WORK TO DO:
Set each record down exactly, excluding all images.

RECORDS:
+ + + +

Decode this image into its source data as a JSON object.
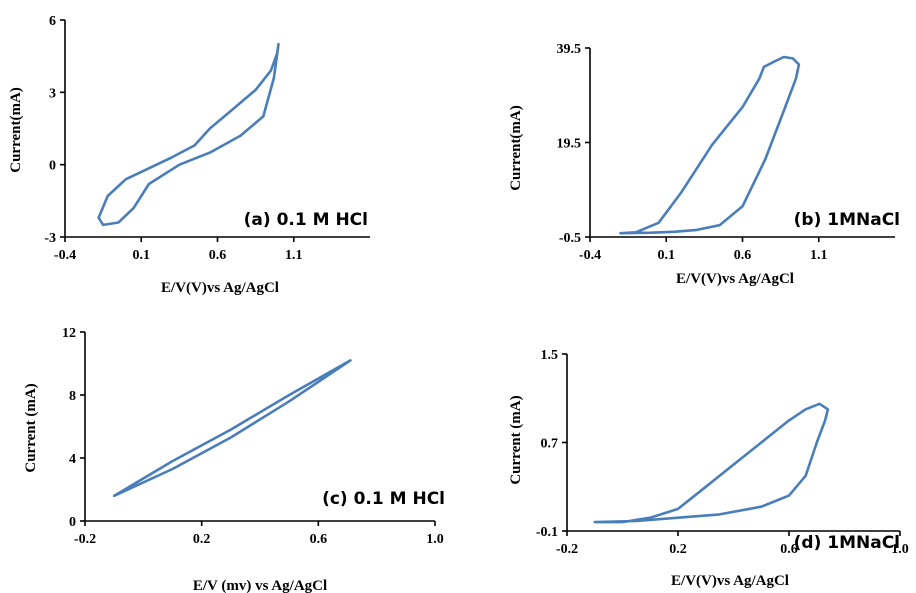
{
  "colors": {
    "series": "#4a7ebb"
  },
  "chart_data": [
    {
      "type": "line",
      "label": "(a) 0.1 M HCl",
      "xlabel": "E/V(V)vs Ag/AgCl",
      "ylabel": "Current(mA)",
      "xlim": [
        -0.4,
        1.6
      ],
      "ylim": [
        -3,
        6
      ],
      "xticks": [
        "-0.4",
        "0.1",
        "0.6",
        "1.1"
      ],
      "yticks": [
        "-3",
        "0",
        "3",
        "6"
      ],
      "series": [
        {
          "x": [
            0.45,
            0.55,
            0.7,
            0.85,
            0.95,
            0.99,
            1.0,
            0.97,
            0.9,
            0.75,
            0.55,
            0.35,
            0.15,
            0.05,
            -0.05,
            -0.15,
            -0.18,
            -0.12,
            0.0,
            0.15,
            0.3,
            0.45
          ],
          "y": [
            0.8,
            1.5,
            2.3,
            3.1,
            3.9,
            4.6,
            5.0,
            3.6,
            2.0,
            1.2,
            0.5,
            0.0,
            -0.8,
            -1.8,
            -2.4,
            -2.5,
            -2.2,
            -1.3,
            -0.6,
            -0.15,
            0.3,
            0.8
          ]
        }
      ]
    },
    {
      "type": "line",
      "label": "(b) 1MNaCl",
      "xlabel": "E/V(V)vs Ag/AgCl",
      "ylabel": "Current(mA)",
      "xlim": [
        -0.4,
        1.6
      ],
      "ylim": [
        -0.5,
        39.5
      ],
      "xticks": [
        "-0.4",
        "0.1",
        "0.6",
        "1.1"
      ],
      "yticks": [
        "-0.5",
        "19.5",
        "39.5"
      ],
      "series": [
        {
          "x": [
            -0.2,
            0.0,
            0.15,
            0.3,
            0.45,
            0.6,
            0.75,
            0.88,
            0.95,
            0.97,
            0.93,
            0.87,
            0.8,
            0.74,
            0.71,
            0.6,
            0.4,
            0.2,
            0.05,
            -0.1,
            -0.2
          ],
          "y": [
            0.3,
            0.4,
            0.6,
            1.0,
            2.0,
            6.0,
            16.0,
            27.0,
            33.0,
            36.0,
            37.3,
            37.6,
            36.5,
            35.5,
            33.0,
            27.0,
            19.0,
            9.0,
            2.5,
            0.5,
            0.3
          ]
        }
      ]
    },
    {
      "type": "line",
      "label": "(c) 0.1 M HCl",
      "xlabel": "E/V (mv) vs Ag/AgCl",
      "ylabel": "Current (mA)",
      "xlim": [
        -0.2,
        1.0
      ],
      "ylim": [
        0,
        12
      ],
      "xticks": [
        "-0.2",
        "0.2",
        "0.6",
        "1.0"
      ],
      "yticks": [
        "0",
        "4",
        "8",
        "12"
      ],
      "series": [
        {
          "x": [
            -0.1,
            0.1,
            0.3,
            0.5,
            0.71,
            0.5,
            0.3,
            0.1,
            -0.1
          ],
          "y": [
            1.6,
            3.3,
            5.3,
            7.6,
            10.2,
            8.0,
            5.8,
            3.8,
            1.6
          ]
        }
      ]
    },
    {
      "type": "line",
      "label": "(d) 1MNaCl",
      "xlabel": "E/V(V)vs Ag/AgCl",
      "ylabel": "Current (mA)",
      "xlim": [
        -0.2,
        1.0
      ],
      "ylim": [
        -0.1,
        1.5
      ],
      "xticks": [
        "-0.2",
        "0.2",
        "0.6",
        "1.0"
      ],
      "yticks": [
        "-0.1",
        "0.7",
        "1.5"
      ],
      "series": [
        {
          "x": [
            -0.1,
            0.05,
            0.2,
            0.35,
            0.5,
            0.6,
            0.66,
            0.7,
            0.73,
            0.74,
            0.71,
            0.66,
            0.6,
            0.5,
            0.4,
            0.3,
            0.2,
            0.1,
            0.0,
            -0.1
          ],
          "y": [
            -0.02,
            -0.01,
            0.02,
            0.05,
            0.12,
            0.22,
            0.4,
            0.7,
            0.9,
            1.0,
            1.05,
            1.0,
            0.9,
            0.7,
            0.5,
            0.3,
            0.1,
            0.02,
            -0.02,
            -0.02
          ]
        }
      ]
    }
  ]
}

+ + + +

OUTPUT:
Decode this image into its source data as a JSON object.
{
  "colors": {
    "series": "#4a7ebb"
  },
  "chart_data": [
    {
      "type": "line",
      "label": "(a) 0.1 M HCl",
      "xlabel": "E/V(V)vs Ag/AgCl",
      "ylabel": "Current(mA)",
      "xlim": [
        -0.4,
        1.6
      ],
      "ylim": [
        -3,
        6
      ],
      "xticks": [
        "-0.4",
        "0.1",
        "0.6",
        "1.1"
      ],
      "yticks": [
        "-3",
        "0",
        "3",
        "6"
      ],
      "series": [
        {
          "x": [
            0.45,
            0.55,
            0.7,
            0.85,
            0.95,
            0.99,
            1.0,
            0.97,
            0.9,
            0.75,
            0.55,
            0.35,
            0.15,
            0.05,
            -0.05,
            -0.15,
            -0.18,
            -0.12,
            0.0,
            0.15,
            0.3,
            0.45
          ],
          "y": [
            0.8,
            1.5,
            2.3,
            3.1,
            3.9,
            4.6,
            5.0,
            3.6,
            2.0,
            1.2,
            0.5,
            0.0,
            -0.8,
            -1.8,
            -2.4,
            -2.5,
            -2.2,
            -1.3,
            -0.6,
            -0.15,
            0.3,
            0.8
          ]
        }
      ]
    },
    {
      "type": "line",
      "label": "(b) 1MNaCl",
      "xlabel": "E/V(V)vs Ag/AgCl",
      "ylabel": "Current(mA)",
      "xlim": [
        -0.4,
        1.6
      ],
      "ylim": [
        -0.5,
        39.5
      ],
      "xticks": [
        "-0.4",
        "0.1",
        "0.6",
        "1.1"
      ],
      "yticks": [
        "-0.5",
        "19.5",
        "39.5"
      ],
      "series": [
        {
          "x": [
            -0.2,
            0.0,
            0.15,
            0.3,
            0.45,
            0.6,
            0.75,
            0.88,
            0.95,
            0.97,
            0.93,
            0.87,
            0.8,
            0.74,
            0.71,
            0.6,
            0.4,
            0.2,
            0.05,
            -0.1,
            -0.2
          ],
          "y": [
            0.3,
            0.4,
            0.6,
            1.0,
            2.0,
            6.0,
            16.0,
            27.0,
            33.0,
            36.0,
            37.3,
            37.6,
            36.5,
            35.5,
            33.0,
            27.0,
            19.0,
            9.0,
            2.5,
            0.5,
            0.3
          ]
        }
      ]
    },
    {
      "type": "line",
      "label": "(c) 0.1 M HCl",
      "xlabel": "E/V (mv) vs Ag/AgCl",
      "ylabel": "Current (mA)",
      "xlim": [
        -0.2,
        1.0
      ],
      "ylim": [
        0,
        12
      ],
      "xticks": [
        "-0.2",
        "0.2",
        "0.6",
        "1.0"
      ],
      "yticks": [
        "0",
        "4",
        "8",
        "12"
      ],
      "series": [
        {
          "x": [
            -0.1,
            0.1,
            0.3,
            0.5,
            0.71,
            0.5,
            0.3,
            0.1,
            -0.1
          ],
          "y": [
            1.6,
            3.3,
            5.3,
            7.6,
            10.2,
            8.0,
            5.8,
            3.8,
            1.6
          ]
        }
      ]
    },
    {
      "type": "line",
      "label": "(d) 1MNaCl",
      "xlabel": "E/V(V)vs Ag/AgCl",
      "ylabel": "Current (mA)",
      "xlim": [
        -0.2,
        1.0
      ],
      "ylim": [
        -0.1,
        1.5
      ],
      "xticks": [
        "-0.2",
        "0.2",
        "0.6",
        "1.0"
      ],
      "yticks": [
        "-0.1",
        "0.7",
        "1.5"
      ],
      "series": [
        {
          "x": [
            -0.1,
            0.05,
            0.2,
            0.35,
            0.5,
            0.6,
            0.66,
            0.7,
            0.73,
            0.74,
            0.71,
            0.66,
            0.6,
            0.5,
            0.4,
            0.3,
            0.2,
            0.1,
            0.0,
            -0.1
          ],
          "y": [
            -0.02,
            -0.01,
            0.02,
            0.05,
            0.12,
            0.22,
            0.4,
            0.7,
            0.9,
            1.0,
            1.05,
            1.0,
            0.9,
            0.7,
            0.5,
            0.3,
            0.1,
            0.02,
            -0.02,
            -0.02
          ]
        }
      ]
    }
  ]
}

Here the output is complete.